* [Requirement]
Leave out any pictures and transcribe all other data below exactly.

◆ ◆ ◆ ◆

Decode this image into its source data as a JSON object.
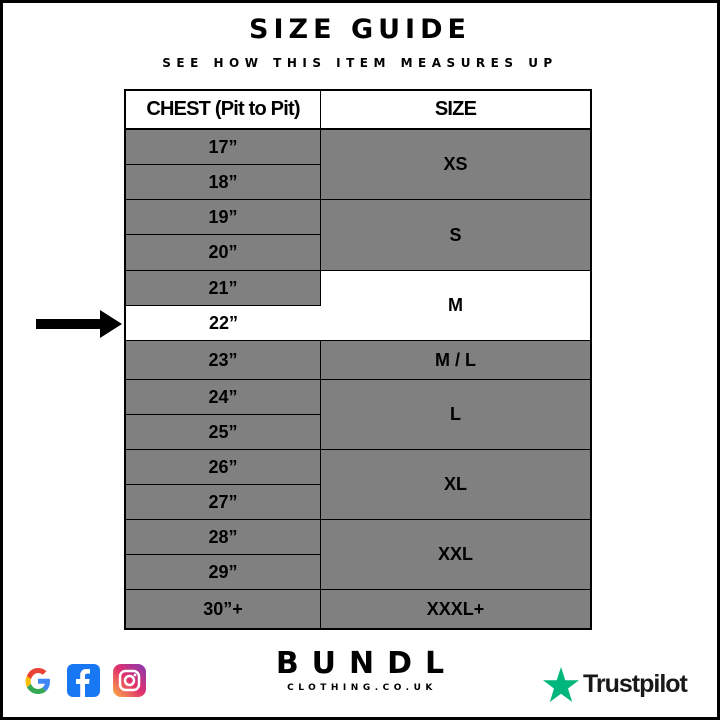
{
  "header": {
    "title": "SIZE GUIDE",
    "subtitle": "SEE HOW THIS ITEM MEASURES UP"
  },
  "table": {
    "columns": [
      "CHEST (Pit to Pit)",
      "SIZE"
    ],
    "chest_rows": [
      "17”",
      "18”",
      "19”",
      "20”",
      "21”",
      "22”",
      "23”",
      "24”",
      "25”",
      "26”",
      "27”",
      "28”",
      "29”",
      "30”+"
    ],
    "size_groups": [
      {
        "label": "XS",
        "rows": [
          "17”",
          "18”"
        ]
      },
      {
        "label": "S",
        "rows": [
          "19”",
          "20”"
        ]
      },
      {
        "label": "M",
        "rows": [
          "21”",
          "22”"
        ]
      },
      {
        "label": "M / L",
        "rows": [
          "23”"
        ]
      },
      {
        "label": "L",
        "rows": [
          "24”",
          "25”"
        ]
      },
      {
        "label": "XL",
        "rows": [
          "26”",
          "27”"
        ]
      },
      {
        "label": "XXL",
        "rows": [
          "28”",
          "29”"
        ]
      },
      {
        "label": "XXXL+",
        "rows": [
          "30”+"
        ]
      }
    ],
    "highlighted_chest": "22”",
    "highlighted_size": "M",
    "colors": {
      "row": "#808080",
      "highlight": "#ffffff"
    }
  },
  "footer": {
    "brand": "BUNDL",
    "brand_sub": "CLOTHING.CO.UK",
    "social_icons": [
      "google-icon",
      "facebook-icon",
      "instagram-icon"
    ],
    "trustpilot": "Trustpilot",
    "trustpilot_color": "#00b67a"
  }
}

◆ ◆ ◆ ◆

* [Exercise result]
Decode this image into its source data as a JSON object.
{
  "header": {
    "title": "SIZE GUIDE",
    "subtitle": "SEE HOW THIS ITEM MEASURES UP"
  },
  "table": {
    "columns": [
      "CHEST (Pit to Pit)",
      "SIZE"
    ],
    "chest_rows": [
      "17”",
      "18”",
      "19”",
      "20”",
      "21”",
      "22”",
      "23”",
      "24”",
      "25”",
      "26”",
      "27”",
      "28”",
      "29”",
      "30”+"
    ],
    "size_groups": [
      {
        "label": "XS",
        "rows": [
          "17”",
          "18”"
        ]
      },
      {
        "label": "S",
        "rows": [
          "19”",
          "20”"
        ]
      },
      {
        "label": "M",
        "rows": [
          "21”",
          "22”"
        ]
      },
      {
        "label": "M / L",
        "rows": [
          "23”"
        ]
      },
      {
        "label": "L",
        "rows": [
          "24”",
          "25”"
        ]
      },
      {
        "label": "XL",
        "rows": [
          "26”",
          "27”"
        ]
      },
      {
        "label": "XXL",
        "rows": [
          "28”",
          "29”"
        ]
      },
      {
        "label": "XXXL+",
        "rows": [
          "30”+"
        ]
      }
    ],
    "highlighted_chest": "22”",
    "highlighted_size": "M",
    "colors": {
      "row": "#808080",
      "highlight": "#ffffff"
    }
  },
  "footer": {
    "brand": "BUNDL",
    "brand_sub": "CLOTHING.CO.UK",
    "social_icons": [
      "google-icon",
      "facebook-icon",
      "instagram-icon"
    ],
    "trustpilot": "Trustpilot",
    "trustpilot_color": "#00b67a"
  }
}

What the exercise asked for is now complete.